## DIRECTIVE
Report every line of the listing below that contains the string "rivet". Case counts.

## RECORD LIST
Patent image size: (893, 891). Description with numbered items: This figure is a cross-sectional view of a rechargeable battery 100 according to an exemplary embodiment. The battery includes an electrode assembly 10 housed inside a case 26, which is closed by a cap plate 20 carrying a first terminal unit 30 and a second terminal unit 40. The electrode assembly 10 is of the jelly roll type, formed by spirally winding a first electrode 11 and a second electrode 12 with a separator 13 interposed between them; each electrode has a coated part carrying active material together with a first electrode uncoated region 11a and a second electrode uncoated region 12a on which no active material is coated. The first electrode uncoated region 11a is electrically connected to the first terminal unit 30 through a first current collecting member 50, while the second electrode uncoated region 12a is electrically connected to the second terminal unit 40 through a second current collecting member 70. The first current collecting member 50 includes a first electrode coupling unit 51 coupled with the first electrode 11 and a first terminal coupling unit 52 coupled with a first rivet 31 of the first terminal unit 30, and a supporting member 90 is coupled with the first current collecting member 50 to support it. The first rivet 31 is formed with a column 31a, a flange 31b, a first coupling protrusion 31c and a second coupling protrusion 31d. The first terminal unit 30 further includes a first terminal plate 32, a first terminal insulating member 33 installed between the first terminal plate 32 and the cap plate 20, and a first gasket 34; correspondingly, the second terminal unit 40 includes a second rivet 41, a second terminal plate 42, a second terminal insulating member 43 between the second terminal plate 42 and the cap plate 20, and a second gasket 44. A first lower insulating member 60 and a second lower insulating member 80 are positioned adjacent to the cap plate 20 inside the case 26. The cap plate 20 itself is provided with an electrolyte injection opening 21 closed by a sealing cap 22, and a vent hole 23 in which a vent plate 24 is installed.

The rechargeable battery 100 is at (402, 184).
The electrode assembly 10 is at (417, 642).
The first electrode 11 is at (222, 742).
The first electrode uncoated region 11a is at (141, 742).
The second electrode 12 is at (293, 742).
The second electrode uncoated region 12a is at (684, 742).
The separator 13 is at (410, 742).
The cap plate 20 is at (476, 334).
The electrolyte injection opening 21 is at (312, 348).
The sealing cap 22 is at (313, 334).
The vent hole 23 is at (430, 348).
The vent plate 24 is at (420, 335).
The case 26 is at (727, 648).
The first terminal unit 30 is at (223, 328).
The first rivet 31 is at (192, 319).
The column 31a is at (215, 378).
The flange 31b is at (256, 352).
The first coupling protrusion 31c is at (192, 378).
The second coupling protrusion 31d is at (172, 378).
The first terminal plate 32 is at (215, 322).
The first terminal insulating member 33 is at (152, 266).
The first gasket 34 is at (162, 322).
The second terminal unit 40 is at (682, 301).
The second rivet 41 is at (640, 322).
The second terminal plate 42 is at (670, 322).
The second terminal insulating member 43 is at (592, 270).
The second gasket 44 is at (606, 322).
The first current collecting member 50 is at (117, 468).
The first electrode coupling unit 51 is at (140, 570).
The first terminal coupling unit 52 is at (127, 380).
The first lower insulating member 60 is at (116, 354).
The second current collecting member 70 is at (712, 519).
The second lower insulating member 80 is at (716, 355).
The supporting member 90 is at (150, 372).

## WRITTEN REPLY
Patent image size: (893, 891). Description with numbered items: This figure is a cross-sectional view of a rechargeable battery 100 according to an exemplary embodiment. The battery includes an electrode assembly 10 housed inside a case 26, which is closed by a cap plate 20 carrying a first terminal unit 30 and a second terminal unit 40. The electrode assembly 10 is of the jelly roll type, formed by spirally winding a first electrode 11 and a second electrode 12 with a separator 13 interposed between them; each electrode has a coated part carrying active material together with a first electrode uncoated region 11a and a second electrode uncoated region 12a on which no active material is coated. The first electrode uncoated region 11a is electrically connected to the first terminal unit 30 through a first current collecting member 50, while the second electrode uncoated region 12a is electrically connected to the second terminal unit 40 through a second current collecting member 70. The first current collecting member 50 includes a first electrode coupling unit 51 coupled with the first electrode 11 and a first terminal coupling unit 52 coupled with a first rivet 31 of the first terminal unit 30, and a supporting member 90 is coupled with the first current collecting member 50 to support it. The first rivet 31 is formed with a column 31a, a flange 31b, a first coupling protrusion 31c and a second coupling protrusion 31d. The first terminal unit 30 further includes a first terminal plate 32, a first terminal insulating member 33 installed between the first terminal plate 32 and the cap plate 20, and a first gasket 34; correspondingly, the second terminal unit 40 includes a second rivet 41, a second terminal plate 42, a second terminal insulating member 43 between the second terminal plate 42 and the cap plate 20, and a second gasket 44. A first lower insulating member 60 and a second lower insulating member 80 are positioned adjacent to the cap plate 20 inside the case 26. The cap plate 20 itself is provided with an electrolyte injection opening 21 closed by a sealing cap 22, and a vent hole 23 in which a vent plate 24 is installed.
The first rivet 31 is at (192, 319).
The second rivet 41 is at (640, 322).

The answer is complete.